------ Page extract ------

Still can't except it.
Too hard.

XS

i have had au for 30 years but i still opt for a wig   to me it's just dignity and my preference .  i admire  those who go without a wig...but this is my choice.  at home.....i have opted for nice comfortable  terry cloth covers....maybe for yourself or your spouse......but wherever you feel comfortable.  just be comfortable in your own skin......and realize there is no right or wrong in how you wish to proceed.  accept the alopecia....that is a huge step....then you take the power as to how you will display it....or NOT!    that is your power.....xxx

Thanks, Paula

Hi, first six months i hid it behind head scarfs, even to bed. couldn't stand wearing a wig as i didnt feel like myself. but fake eyelashes and spent forever drawing my eyebrows, but then i got used (and maybe a tad bitter :) ) to it and rocked the bald head in public and stared back at whoever stared at me . now i have random bald patches and dont fuss too much if they can be seen. i get curious looks, but never conments. its always depressing when i find a new patch but i just have to think that there are people a lot worse off than me :)
have to make the most of what you've got x

Hi there

I've been bald for thirteen years.  My feeling is there is no reason to go bald in public, since wigs these days are so convincing no one needs to know you are bald.  I tried public baldness a few times early on.  I got a few stares and dumb comments. All it does is draw attention to yourself and I don't see the point of that.

I take my wig off at home for comfort in the heat.  I don't see why people have to get so upset about

having no hair.  It's annoying and it's not as pretty, but you are still alive, you still have most of your health.

Rather than focusing on what you don't have, isn't it better to focus on what you do have?  Of course I get annoyed

with this disease, but compared to millions of people in the world I am so lucky.  You can choose

to spend your life thinking "Poor me", or you can just get on with it.  Pity parties are no fun and no help.  

I occasionally let my frustration out, but then I think of people who are really suffering and it puts

things in perspective.  

I have been also contemplating it. One friend of mine, young man, became disable after very bad car accident, he cannot walk now. I am much more lucky than him, I lost only my hair, he lost his legs. I know that my condition is not the worse thing in the world, but still I find it difficult sometimes to socialize with it

Great outlook! Wish everyone could process issues we all face like you have.

For me I've only got a receding hairline and thinning hair and we're camping right now and I've still got my topper on!
Normally I wear a topper 24/7 but lately I'm getting a bit fed up and take it off at night.
What surprises me is that I'm a fairly well balanced person (in my opinion) but this hair thing has almost completely consumed every aspect of my life. I mean popping out for milk, getting kids from school, going out in general always equates to "what do I do with my hair"
So for me it's not so much about the hair loss, but about my perception of myself and how much I need/seek general acceptance. I can't help asking myself why it means so much to me what people think.

Exactly, I wish I could just ignore other people's opinion.. Maybe it is just lack of confidence. When I had wonderful hair I thought that my nose was too big, now I really happy with my nose , but I have no hair ))

------ Data for analysis ------

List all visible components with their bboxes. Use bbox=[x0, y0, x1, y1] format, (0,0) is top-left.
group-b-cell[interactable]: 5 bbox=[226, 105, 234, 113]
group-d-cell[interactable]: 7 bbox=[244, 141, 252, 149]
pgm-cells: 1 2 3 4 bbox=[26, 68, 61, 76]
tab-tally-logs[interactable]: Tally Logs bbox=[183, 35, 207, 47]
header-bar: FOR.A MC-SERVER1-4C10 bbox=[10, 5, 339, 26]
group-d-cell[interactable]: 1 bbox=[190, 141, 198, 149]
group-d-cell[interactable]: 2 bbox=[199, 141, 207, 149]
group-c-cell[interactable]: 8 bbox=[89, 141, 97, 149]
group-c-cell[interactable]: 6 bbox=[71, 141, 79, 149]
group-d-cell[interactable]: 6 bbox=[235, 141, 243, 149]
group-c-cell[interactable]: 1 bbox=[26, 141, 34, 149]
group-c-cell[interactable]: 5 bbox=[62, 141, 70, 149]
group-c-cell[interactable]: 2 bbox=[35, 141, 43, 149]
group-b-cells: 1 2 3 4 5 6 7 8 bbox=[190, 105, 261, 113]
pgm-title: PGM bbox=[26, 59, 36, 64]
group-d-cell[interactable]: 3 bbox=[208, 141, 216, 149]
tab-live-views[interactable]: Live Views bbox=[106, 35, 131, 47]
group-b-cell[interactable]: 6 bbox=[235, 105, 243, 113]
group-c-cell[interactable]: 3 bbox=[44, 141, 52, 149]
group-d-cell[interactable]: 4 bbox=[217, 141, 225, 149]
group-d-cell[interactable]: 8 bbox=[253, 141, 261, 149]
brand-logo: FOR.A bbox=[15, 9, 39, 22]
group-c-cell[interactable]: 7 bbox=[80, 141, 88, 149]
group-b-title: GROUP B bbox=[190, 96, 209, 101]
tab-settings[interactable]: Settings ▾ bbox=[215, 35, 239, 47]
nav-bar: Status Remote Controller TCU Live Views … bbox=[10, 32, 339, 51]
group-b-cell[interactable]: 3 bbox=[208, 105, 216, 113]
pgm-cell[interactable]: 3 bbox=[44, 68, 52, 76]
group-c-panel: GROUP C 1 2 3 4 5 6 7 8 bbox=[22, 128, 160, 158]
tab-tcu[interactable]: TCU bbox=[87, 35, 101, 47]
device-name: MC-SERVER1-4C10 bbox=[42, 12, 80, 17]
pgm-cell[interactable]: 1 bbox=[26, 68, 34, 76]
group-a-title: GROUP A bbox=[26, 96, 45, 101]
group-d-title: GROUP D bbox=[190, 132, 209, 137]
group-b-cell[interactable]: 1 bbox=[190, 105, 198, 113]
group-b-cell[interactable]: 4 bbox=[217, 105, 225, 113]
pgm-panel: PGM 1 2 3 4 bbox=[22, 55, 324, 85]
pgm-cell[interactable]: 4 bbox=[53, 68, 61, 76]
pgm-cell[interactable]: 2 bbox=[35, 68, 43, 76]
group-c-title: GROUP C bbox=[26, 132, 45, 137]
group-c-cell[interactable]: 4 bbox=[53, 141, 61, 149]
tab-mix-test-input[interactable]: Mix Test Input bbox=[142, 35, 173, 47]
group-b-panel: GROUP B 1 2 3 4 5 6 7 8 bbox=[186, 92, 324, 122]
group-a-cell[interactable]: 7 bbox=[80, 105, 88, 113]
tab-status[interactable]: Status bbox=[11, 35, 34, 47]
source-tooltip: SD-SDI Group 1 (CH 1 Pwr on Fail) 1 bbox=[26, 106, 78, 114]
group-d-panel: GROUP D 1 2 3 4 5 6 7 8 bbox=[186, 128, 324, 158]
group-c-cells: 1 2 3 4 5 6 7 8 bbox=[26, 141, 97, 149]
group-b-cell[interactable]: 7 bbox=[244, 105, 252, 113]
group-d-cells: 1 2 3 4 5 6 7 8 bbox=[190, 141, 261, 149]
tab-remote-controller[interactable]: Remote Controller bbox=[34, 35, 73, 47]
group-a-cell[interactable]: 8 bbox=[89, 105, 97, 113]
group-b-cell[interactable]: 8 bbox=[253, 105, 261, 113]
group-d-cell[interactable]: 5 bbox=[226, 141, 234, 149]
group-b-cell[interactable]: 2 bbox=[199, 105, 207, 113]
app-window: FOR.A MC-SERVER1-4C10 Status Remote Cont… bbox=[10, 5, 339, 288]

------

**What this exercise asks:**
1 > Answer these questions from the forum thread:
(a) For how many years has the poster who still opts for a wig had au?
(b) What did one poster hide their hair loss behind during the first six months?
(c) How long has the poster who sees no reason to go bald in public been bald?
2 > Reproduce the forum thread word for word from "Normally I wear" to "have no hair ))".

**Task solutions:**
1 >
(a) 30 years.
(b) Head scarfs.
(c) Thirteen years.

2 >
Normally I wear a topper 24/7 but lately I'm getting a bit fed up and take it off at night.
What surprises me is that I'm a fairly well balanced person (in my opinion) but this hair thing has almost completely consumed every aspect of my life. I mean popping out for milk, getting kids from school, going out in general always equates to "what do I do with my hair"
So for me it's not so much about the hair loss, but about my perception of myself and how much I need/seek general acceptance. I can't help asking myself why it means so much to me what people think.

Exactly, I wish I could just ignore other people's opinion.. Maybe it is just lack of confidence. When I had wonderful hair I thought that my nose was too big, now I really happy with my nose , but I have no hair ))